» **Given text**:
━━━━━━━━━━

The concept of medical malpractice has been around for thousands of years. In fact, one of the oldest, longest legal writings in the world, Hammurabi’s Code, was on medical malpractice. This Babylonian legal code dates back to 1792 BC and has more than 280 laws.  Hammurabi’s Code stated the responsibility of the doctor to care for his patients and that the doctor will face harsh punishment should any additional harm be done to the patient.

Centuries later, Hippocrates, a doctor in Ancient Greece coined the promise of ‘do no harm.’ This Hippocratic oath is still used by doctors today, though it has been revised many times.

Some of the earliest, recorded medical malpractice cases in Europe occurred in the Middle Ages and in the 1700s,  Great Britain saw a dramatic uptick in malpractice suits.

The first documented medical malpractice cases in the United States centered on the breach of contract rather than the doctor’s failure to adhere to the adequate standard of care. The first U.S. malpractice case occurred in 1794 when a man sued the doctor after his wife died from an operation the doctor performed. Prior to the surgery, the doctor promised the husband and wife that he would conduct the operation with skill and safety. The plaintiff was awarded 40 pounds.

The 1800s saw an increase of medical malpractice cases due to many doctors preferring amputation rather than attempting to fix injured or deformed limbs. In 1847, the American Medical Association (AMA) was founded with the mission to standardize the level of care as well as elevate physicians’ standing in society.

Massachusetts Medical Insurance Society was founded in 1908 and in 1919 began to offer doctors liability insurance to protect them from “unjust” malpractice suits.

The number of medical malpractice cases continued to increase and came to a head in the 1960s. During this decade, new and more sophisticated treatments resulted in more medical errors and patient injuries. Medical professionals began to lobby for federal intervention and protection.

The 1960s saw some of the highest medical malpractice reward payouts, five of which surpassed $2 million. Of the top 10 highest claim cases during this time, five were suits involving children who got cerebral palsy due to medical error.

━━━━━━━━━━

» **Information provided**:
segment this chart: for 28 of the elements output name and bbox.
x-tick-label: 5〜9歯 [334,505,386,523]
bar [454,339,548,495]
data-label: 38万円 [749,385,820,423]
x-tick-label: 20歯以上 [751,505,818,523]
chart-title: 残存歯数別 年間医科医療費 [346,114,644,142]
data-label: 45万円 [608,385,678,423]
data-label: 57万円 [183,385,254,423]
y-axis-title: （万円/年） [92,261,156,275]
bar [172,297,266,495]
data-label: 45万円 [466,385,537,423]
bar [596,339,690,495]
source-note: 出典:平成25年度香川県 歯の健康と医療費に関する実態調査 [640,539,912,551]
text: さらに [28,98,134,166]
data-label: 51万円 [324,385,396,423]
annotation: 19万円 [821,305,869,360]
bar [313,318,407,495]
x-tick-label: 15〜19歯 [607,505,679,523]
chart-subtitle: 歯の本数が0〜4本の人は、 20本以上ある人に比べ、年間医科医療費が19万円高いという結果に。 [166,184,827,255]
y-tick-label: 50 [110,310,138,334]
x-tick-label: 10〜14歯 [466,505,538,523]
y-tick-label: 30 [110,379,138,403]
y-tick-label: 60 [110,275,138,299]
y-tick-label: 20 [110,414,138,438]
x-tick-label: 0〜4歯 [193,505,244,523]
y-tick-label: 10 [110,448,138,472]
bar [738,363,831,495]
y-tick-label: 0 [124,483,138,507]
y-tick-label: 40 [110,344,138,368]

━━━━━━━━━━

» **Task objective**:
Repeat the stretch of the medical malpractice history from "The concept of" through "to the patient." word for word.

» **Written answer**:
The concept of medical malpractice has been around for thousands of years. In fact, one of the oldest, longest legal writings in the world, Hammurabi’s Code, was on medical malpractice. This Babylonian legal code dates back to 1792 BC and has more than 280 laws.  Hammurabi’s Code stated the responsibility of the doctor to care for his patients and that the doctor will face harsh punishment should any additional harm be done to the patient.